**Given exercise**
Quote every line as written. Omit pictures.

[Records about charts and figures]

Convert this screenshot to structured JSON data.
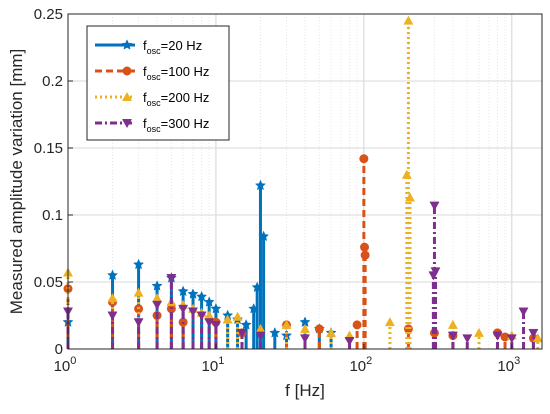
{
  "chart_data": {
    "type": "line",
    "subtype": "stem",
    "title": "",
    "xlabel": "f [Hz]",
    "ylabel": "Measured amplitude variation [mm]",
    "xscale": "log",
    "xlim": [
      1,
      1600
    ],
    "ylim": [
      0,
      0.25
    ],
    "xticks": [
      1,
      10,
      100,
      1000
    ],
    "xtick_labels": [
      {
        "base": "10",
        "exp": "0"
      },
      {
        "base": "10",
        "exp": "1"
      },
      {
        "base": "10",
        "exp": "2"
      },
      {
        "base": "10",
        "exp": "3"
      }
    ],
    "yticks": [
      0,
      0.05,
      0.1,
      0.15,
      0.2,
      0.25
    ],
    "ytick_labels": [
      "0",
      "0.05",
      "0.1",
      "0.15",
      "0.2",
      "0.25"
    ],
    "grid": true,
    "legend_position": "top-left",
    "series": [
      {
        "name": "f_osc=20 Hz",
        "legend_prefix": "f",
        "legend_sub": "osc",
        "legend_suffix": "=20 Hz",
        "color": "#0072BD",
        "linestyle": "solid",
        "marker": "star",
        "points": [
          [
            1,
            0.02
          ],
          [
            2,
            0.055
          ],
          [
            3,
            0.063
          ],
          [
            4,
            0.047
          ],
          [
            5,
            0.053
          ],
          [
            6,
            0.043
          ],
          [
            7,
            0.041
          ],
          [
            8,
            0.039
          ],
          [
            9,
            0.035
          ],
          [
            10,
            0.03
          ],
          [
            12,
            0.025
          ],
          [
            14,
            0.022
          ],
          [
            16,
            0.018
          ],
          [
            18,
            0.03
          ],
          [
            19,
            0.046
          ],
          [
            20,
            0.122
          ],
          [
            21,
            0.084
          ],
          [
            25,
            0.012
          ],
          [
            30,
            0.01
          ],
          [
            40,
            0.02
          ],
          [
            50,
            0.015
          ],
          [
            60,
            0.012
          ]
        ]
      },
      {
        "name": "f_osc=100 Hz",
        "legend_prefix": "f",
        "legend_sub": "osc",
        "legend_suffix": "=100 Hz",
        "color": "#D95319",
        "linestyle": "dashed",
        "marker": "circle",
        "points": [
          [
            1,
            0.045
          ],
          [
            2,
            0.035
          ],
          [
            3,
            0.03
          ],
          [
            4,
            0.025
          ],
          [
            5,
            0.03
          ],
          [
            6,
            0.02
          ],
          [
            10,
            0.02
          ],
          [
            15,
            0.012
          ],
          [
            30,
            0.018
          ],
          [
            50,
            0.015
          ],
          [
            90,
            0.018
          ],
          [
            100,
            0.142
          ],
          [
            101,
            0.076
          ],
          [
            102,
            0.07
          ],
          [
            200,
            0.015
          ],
          [
            300,
            0.012
          ],
          [
            400,
            0.01
          ],
          [
            800,
            0.012
          ],
          [
            900,
            0.009
          ],
          [
            1400,
            0.008
          ]
        ]
      },
      {
        "name": "f_osc=200 Hz",
        "legend_prefix": "f",
        "legend_sub": "osc",
        "legend_suffix": "=200 Hz",
        "color": "#EDB120",
        "linestyle": "dotted",
        "marker": "triangle-up",
        "points": [
          [
            1,
            0.057
          ],
          [
            2,
            0.038
          ],
          [
            3,
            0.042
          ],
          [
            4,
            0.038
          ],
          [
            5,
            0.035
          ],
          [
            6,
            0.033
          ],
          [
            7,
            0.03
          ],
          [
            8,
            0.027
          ],
          [
            9,
            0.025
          ],
          [
            12,
            0.022
          ],
          [
            14,
            0.024
          ],
          [
            20,
            0.015
          ],
          [
            30,
            0.018
          ],
          [
            40,
            0.015
          ],
          [
            60,
            0.012
          ],
          [
            80,
            0.01
          ],
          [
            150,
            0.02
          ],
          [
            195,
            0.13
          ],
          [
            200,
            0.245
          ],
          [
            205,
            0.113
          ],
          [
            400,
            0.018
          ],
          [
            600,
            0.012
          ],
          [
            1000,
            0.01
          ],
          [
            1500,
            0.008
          ]
        ]
      },
      {
        "name": "f_osc=300 Hz",
        "legend_prefix": "f",
        "legend_sub": "osc",
        "legend_suffix": "=300 Hz",
        "color": "#7E2F8E",
        "linestyle": "dashdot",
        "marker": "triangle-down",
        "points": [
          [
            1,
            0.028
          ],
          [
            2,
            0.025
          ],
          [
            3,
            0.02
          ],
          [
            4,
            0.033
          ],
          [
            5,
            0.053
          ],
          [
            6,
            0.03
          ],
          [
            7,
            0.028
          ],
          [
            8,
            0.025
          ],
          [
            9,
            0.02
          ],
          [
            10,
            0.018
          ],
          [
            15,
            0.012
          ],
          [
            20,
            0.01
          ],
          [
            40,
            0.008
          ],
          [
            80,
            0.006
          ],
          [
            295,
            0.055
          ],
          [
            300,
            0.107
          ],
          [
            305,
            0.058
          ],
          [
            400,
            0.01
          ],
          [
            500,
            0.008
          ],
          [
            800,
            0.01
          ],
          [
            1000,
            0.008
          ],
          [
            1200,
            0.028
          ],
          [
            1400,
            0.012
          ]
        ]
      }
    ]
  }
}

**In response**
Convert this screenshot to structured JSON data.
{
  "chart_data": {
    "type": "line",
    "subtype": "stem",
    "title": "",
    "xlabel": "f [Hz]",
    "ylabel": "Measured amplitude variation [mm]",
    "xscale": "log",
    "xlim": [
      1,
      1600
    ],
    "ylim": [
      0,
      0.25
    ],
    "xticks": [
      1,
      10,
      100,
      1000
    ],
    "xtick_labels": [
      {
        "base": "10",
        "exp": "0"
      },
      {
        "base": "10",
        "exp": "1"
      },
      {
        "base": "10",
        "exp": "2"
      },
      {
        "base": "10",
        "exp": "3"
      }
    ],
    "yticks": [
      0,
      0.05,
      0.1,
      0.15,
      0.2,
      0.25
    ],
    "ytick_labels": [
      "0",
      "0.05",
      "0.1",
      "0.15",
      "0.2",
      "0.25"
    ],
    "grid": true,
    "legend_position": "top-left",
    "series": [
      {
        "name": "f_osc=20 Hz",
        "legend_prefix": "f",
        "legend_sub": "osc",
        "legend_suffix": "=20 Hz",
        "color": "#0072BD",
        "linestyle": "solid",
        "marker": "star",
        "points": [
          [
            1,
            0.02
          ],
          [
            2,
            0.055
          ],
          [
            3,
            0.063
          ],
          [
            4,
            0.047
          ],
          [
            5,
            0.053
          ],
          [
            6,
            0.043
          ],
          [
            7,
            0.041
          ],
          [
            8,
            0.039
          ],
          [
            9,
            0.035
          ],
          [
            10,
            0.03
          ],
          [
            12,
            0.025
          ],
          [
            14,
            0.022
          ],
          [
            16,
            0.018
          ],
          [
            18,
            0.03
          ],
          [
            19,
            0.046
          ],
          [
            20,
            0.122
          ],
          [
            21,
            0.084
          ],
          [
            25,
            0.012
          ],
          [
            30,
            0.01
          ],
          [
            40,
            0.02
          ],
          [
            50,
            0.015
          ],
          [
            60,
            0.012
          ]
        ]
      },
      {
        "name": "f_osc=100 Hz",
        "legend_prefix": "f",
        "legend_sub": "osc",
        "legend_suffix": "=100 Hz",
        "color": "#D95319",
        "linestyle": "dashed",
        "marker": "circle",
        "points": [
          [
            1,
            0.045
          ],
          [
            2,
            0.035
          ],
          [
            3,
            0.03
          ],
          [
            4,
            0.025
          ],
          [
            5,
            0.03
          ],
          [
            6,
            0.02
          ],
          [
            10,
            0.02
          ],
          [
            15,
            0.012
          ],
          [
            30,
            0.018
          ],
          [
            50,
            0.015
          ],
          [
            90,
            0.018
          ],
          [
            100,
            0.142
          ],
          [
            101,
            0.076
          ],
          [
            102,
            0.07
          ],
          [
            200,
            0.015
          ],
          [
            300,
            0.012
          ],
          [
            400,
            0.01
          ],
          [
            800,
            0.012
          ],
          [
            900,
            0.009
          ],
          [
            1400,
            0.008
          ]
        ]
      },
      {
        "name": "f_osc=200 Hz",
        "legend_prefix": "f",
        "legend_sub": "osc",
        "legend_suffix": "=200 Hz",
        "color": "#EDB120",
        "linestyle": "dotted",
        "marker": "triangle-up",
        "points": [
          [
            1,
            0.057
          ],
          [
            2,
            0.038
          ],
          [
            3,
            0.042
          ],
          [
            4,
            0.038
          ],
          [
            5,
            0.035
          ],
          [
            6,
            0.033
          ],
          [
            7,
            0.03
          ],
          [
            8,
            0.027
          ],
          [
            9,
            0.025
          ],
          [
            12,
            0.022
          ],
          [
            14,
            0.024
          ],
          [
            20,
            0.015
          ],
          [
            30,
            0.018
          ],
          [
            40,
            0.015
          ],
          [
            60,
            0.012
          ],
          [
            80,
            0.01
          ],
          [
            150,
            0.02
          ],
          [
            195,
            0.13
          ],
          [
            200,
            0.245
          ],
          [
            205,
            0.113
          ],
          [
            400,
            0.018
          ],
          [
            600,
            0.012
          ],
          [
            1000,
            0.01
          ],
          [
            1500,
            0.008
          ]
        ]
      },
      {
        "name": "f_osc=300 Hz",
        "legend_prefix": "f",
        "legend_sub": "osc",
        "legend_suffix": "=300 Hz",
        "color": "#7E2F8E",
        "linestyle": "dashdot",
        "marker": "triangle-down",
        "points": [
          [
            1,
            0.028
          ],
          [
            2,
            0.025
          ],
          [
            3,
            0.02
          ],
          [
            4,
            0.033
          ],
          [
            5,
            0.053
          ],
          [
            6,
            0.03
          ],
          [
            7,
            0.028
          ],
          [
            8,
            0.025
          ],
          [
            9,
            0.02
          ],
          [
            10,
            0.018
          ],
          [
            15,
            0.012
          ],
          [
            20,
            0.01
          ],
          [
            40,
            0.008
          ],
          [
            80,
            0.006
          ],
          [
            295,
            0.055
          ],
          [
            300,
            0.107
          ],
          [
            305,
            0.058
          ],
          [
            400,
            0.01
          ],
          [
            500,
            0.008
          ],
          [
            800,
            0.01
          ],
          [
            1000,
            0.008
          ],
          [
            1200,
            0.028
          ],
          [
            1400,
            0.012
          ]
        ]
      }
    ]
  }
}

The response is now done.